- WHAT TO DO -
Within the records that follow, find every line containing the string "into". Copy those lines.

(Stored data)
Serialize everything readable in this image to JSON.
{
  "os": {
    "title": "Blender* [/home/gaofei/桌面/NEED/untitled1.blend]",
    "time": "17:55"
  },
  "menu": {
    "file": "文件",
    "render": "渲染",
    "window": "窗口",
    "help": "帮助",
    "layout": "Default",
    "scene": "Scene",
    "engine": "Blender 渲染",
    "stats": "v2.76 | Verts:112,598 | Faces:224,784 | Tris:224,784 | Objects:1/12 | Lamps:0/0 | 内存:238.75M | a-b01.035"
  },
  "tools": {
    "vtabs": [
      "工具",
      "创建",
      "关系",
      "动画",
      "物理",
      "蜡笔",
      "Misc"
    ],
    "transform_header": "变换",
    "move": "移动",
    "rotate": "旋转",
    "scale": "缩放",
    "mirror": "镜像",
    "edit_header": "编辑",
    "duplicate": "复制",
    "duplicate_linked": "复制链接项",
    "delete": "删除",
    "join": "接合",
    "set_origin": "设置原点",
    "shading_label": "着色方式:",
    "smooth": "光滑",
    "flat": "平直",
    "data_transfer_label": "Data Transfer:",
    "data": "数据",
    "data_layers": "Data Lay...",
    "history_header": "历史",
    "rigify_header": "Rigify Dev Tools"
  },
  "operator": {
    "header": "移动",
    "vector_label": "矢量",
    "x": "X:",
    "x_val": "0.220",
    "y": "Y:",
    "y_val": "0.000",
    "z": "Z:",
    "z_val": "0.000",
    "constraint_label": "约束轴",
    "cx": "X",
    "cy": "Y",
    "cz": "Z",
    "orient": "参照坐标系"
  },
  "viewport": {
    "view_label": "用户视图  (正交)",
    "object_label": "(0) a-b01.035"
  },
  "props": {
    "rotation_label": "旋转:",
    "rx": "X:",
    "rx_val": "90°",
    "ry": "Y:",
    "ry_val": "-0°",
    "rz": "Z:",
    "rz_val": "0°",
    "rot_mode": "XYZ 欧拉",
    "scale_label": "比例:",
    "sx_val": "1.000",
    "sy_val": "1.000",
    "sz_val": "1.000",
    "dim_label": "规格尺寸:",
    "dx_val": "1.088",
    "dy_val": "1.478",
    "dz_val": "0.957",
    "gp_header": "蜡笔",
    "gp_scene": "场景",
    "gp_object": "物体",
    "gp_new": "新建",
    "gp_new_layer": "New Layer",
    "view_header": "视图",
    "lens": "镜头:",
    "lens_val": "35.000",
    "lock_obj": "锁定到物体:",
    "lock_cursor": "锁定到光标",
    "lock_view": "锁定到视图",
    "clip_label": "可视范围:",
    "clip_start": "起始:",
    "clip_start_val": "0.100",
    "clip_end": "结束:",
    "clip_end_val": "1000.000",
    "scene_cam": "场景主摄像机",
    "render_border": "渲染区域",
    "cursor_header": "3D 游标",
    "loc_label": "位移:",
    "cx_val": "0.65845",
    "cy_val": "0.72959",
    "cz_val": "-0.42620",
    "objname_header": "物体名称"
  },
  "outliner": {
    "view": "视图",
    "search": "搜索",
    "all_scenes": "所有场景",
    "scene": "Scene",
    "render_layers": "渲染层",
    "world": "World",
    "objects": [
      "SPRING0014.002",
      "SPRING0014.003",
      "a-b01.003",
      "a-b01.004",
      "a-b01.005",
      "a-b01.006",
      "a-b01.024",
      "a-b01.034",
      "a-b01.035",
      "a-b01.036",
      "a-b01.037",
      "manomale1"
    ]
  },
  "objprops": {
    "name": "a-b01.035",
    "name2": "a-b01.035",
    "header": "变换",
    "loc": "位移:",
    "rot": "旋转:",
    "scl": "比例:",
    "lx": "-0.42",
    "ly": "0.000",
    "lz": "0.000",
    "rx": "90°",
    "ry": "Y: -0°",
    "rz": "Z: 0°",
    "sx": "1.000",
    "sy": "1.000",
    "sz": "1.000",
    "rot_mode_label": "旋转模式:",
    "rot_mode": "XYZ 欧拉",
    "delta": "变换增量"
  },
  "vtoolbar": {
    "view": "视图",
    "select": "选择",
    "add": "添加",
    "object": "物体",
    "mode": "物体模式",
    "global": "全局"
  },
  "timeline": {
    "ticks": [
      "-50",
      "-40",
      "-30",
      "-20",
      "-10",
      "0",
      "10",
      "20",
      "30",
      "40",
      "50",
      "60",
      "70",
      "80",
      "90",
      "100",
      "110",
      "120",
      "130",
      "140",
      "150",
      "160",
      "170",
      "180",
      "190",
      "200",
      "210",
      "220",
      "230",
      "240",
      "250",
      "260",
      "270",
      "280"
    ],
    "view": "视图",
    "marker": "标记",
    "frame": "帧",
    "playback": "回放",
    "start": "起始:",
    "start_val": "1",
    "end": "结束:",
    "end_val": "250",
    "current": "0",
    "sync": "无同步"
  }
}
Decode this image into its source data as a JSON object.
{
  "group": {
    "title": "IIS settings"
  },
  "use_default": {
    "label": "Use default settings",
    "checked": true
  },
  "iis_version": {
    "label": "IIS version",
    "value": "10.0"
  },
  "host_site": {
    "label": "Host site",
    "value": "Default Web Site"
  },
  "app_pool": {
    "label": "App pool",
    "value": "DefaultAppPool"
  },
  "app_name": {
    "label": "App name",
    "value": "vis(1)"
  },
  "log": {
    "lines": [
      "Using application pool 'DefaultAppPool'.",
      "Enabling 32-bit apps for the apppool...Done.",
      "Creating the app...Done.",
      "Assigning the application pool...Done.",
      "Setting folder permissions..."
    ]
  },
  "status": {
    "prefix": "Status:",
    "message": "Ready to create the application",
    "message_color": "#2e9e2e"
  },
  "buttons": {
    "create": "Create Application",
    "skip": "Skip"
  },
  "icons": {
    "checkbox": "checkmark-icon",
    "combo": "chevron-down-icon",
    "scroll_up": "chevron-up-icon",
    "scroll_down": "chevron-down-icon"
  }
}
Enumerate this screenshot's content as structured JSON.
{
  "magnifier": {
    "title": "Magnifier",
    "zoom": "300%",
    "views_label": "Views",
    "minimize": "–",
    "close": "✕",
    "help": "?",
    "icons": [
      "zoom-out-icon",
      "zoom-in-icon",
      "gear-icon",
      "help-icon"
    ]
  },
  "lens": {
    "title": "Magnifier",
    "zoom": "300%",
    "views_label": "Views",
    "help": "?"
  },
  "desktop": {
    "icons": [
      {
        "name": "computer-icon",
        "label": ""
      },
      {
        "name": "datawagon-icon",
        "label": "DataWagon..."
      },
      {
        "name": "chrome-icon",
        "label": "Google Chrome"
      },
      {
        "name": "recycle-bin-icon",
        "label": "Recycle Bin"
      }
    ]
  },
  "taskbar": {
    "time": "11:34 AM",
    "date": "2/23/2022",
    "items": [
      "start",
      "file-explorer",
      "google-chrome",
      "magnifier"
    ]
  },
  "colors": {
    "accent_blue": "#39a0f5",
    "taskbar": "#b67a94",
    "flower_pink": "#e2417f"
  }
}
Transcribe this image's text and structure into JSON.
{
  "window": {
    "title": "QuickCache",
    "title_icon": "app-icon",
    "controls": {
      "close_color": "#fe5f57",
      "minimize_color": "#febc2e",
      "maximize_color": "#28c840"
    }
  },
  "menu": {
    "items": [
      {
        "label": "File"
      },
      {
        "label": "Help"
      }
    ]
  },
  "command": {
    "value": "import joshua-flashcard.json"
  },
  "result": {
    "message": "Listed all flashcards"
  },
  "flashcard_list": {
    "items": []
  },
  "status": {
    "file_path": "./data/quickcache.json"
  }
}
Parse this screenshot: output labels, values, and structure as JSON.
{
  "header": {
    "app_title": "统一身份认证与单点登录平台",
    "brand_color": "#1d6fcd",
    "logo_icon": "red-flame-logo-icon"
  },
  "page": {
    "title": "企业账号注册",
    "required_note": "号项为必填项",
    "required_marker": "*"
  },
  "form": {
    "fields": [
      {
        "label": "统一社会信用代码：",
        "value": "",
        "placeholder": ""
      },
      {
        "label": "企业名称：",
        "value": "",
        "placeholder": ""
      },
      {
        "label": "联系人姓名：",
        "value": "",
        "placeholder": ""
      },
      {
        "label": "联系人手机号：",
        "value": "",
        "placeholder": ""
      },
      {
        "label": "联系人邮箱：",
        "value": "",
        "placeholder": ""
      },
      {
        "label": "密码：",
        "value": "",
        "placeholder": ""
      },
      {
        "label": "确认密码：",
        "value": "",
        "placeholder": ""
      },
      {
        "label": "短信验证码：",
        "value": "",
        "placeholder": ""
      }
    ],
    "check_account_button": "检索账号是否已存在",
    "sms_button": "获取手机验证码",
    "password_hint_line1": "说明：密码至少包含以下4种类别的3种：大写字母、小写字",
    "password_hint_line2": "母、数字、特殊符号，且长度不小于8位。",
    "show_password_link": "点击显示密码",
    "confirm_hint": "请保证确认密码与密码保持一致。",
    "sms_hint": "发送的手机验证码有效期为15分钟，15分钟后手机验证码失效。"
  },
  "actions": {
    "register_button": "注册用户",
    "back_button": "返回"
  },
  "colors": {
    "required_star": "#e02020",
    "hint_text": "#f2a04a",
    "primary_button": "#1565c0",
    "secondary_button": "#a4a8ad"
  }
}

- REPLY TO THE TASK -
Decode this image into its source data as a JSON object.
Transcribe this image's text and structure into JSON.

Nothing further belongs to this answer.